[Dataset items]
* BEGIN *

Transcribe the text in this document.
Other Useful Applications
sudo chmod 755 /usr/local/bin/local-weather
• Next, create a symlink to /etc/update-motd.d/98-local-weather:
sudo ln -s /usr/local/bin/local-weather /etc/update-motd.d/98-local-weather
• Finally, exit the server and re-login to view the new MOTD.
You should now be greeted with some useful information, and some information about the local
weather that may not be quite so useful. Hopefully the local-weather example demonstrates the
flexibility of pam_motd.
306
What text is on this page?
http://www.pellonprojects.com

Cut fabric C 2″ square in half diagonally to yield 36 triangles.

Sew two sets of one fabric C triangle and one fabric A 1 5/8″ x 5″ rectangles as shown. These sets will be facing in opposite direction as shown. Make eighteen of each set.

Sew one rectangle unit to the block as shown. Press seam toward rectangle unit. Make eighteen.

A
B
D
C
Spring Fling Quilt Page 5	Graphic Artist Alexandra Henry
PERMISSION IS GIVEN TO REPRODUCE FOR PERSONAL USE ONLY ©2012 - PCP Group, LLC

* END *

» **Task to carry out**: Repeat every line of the data, exactly and in full.

» **In response**:
Transcribe the text in this document.
Other Useful Applications
sudo chmod 755 /usr/local/bin/local-weather
• Next, create a symlink to /etc/update-motd.d/98-local-weather:
sudo ln -s /usr/local/bin/local-weather /etc/update-motd.d/98-local-weather
• Finally, exit the server and re-login to view the new MOTD.
You should now be greeted with some useful information, and some information about the local
weather that may not be quite so useful. Hopefully the local-weather example demonstrates the
flexibility of pam_motd.
306
What text is on this page?
http://www.pellonprojects.com

Cut fabric C 2″ square in half diagonally to yield 36 triangles.

Sew two sets of one fabric C triangle and one fabric A 1 5/8″ x 5″ rectangles as shown. These sets will be facing in opposite direction as shown. Make eighteen of each set.

Sew one rectangle unit to the block as shown. Press seam toward rectangle unit. Make eighteen.

A
B
D
C
Spring Fling Quilt Page 5	Graphic Artist Alexandra Henry
PERMISSION IS GIVEN TO REPRODUCE FOR PERSONAL USE ONLY ©2012 - PCP Group, LLC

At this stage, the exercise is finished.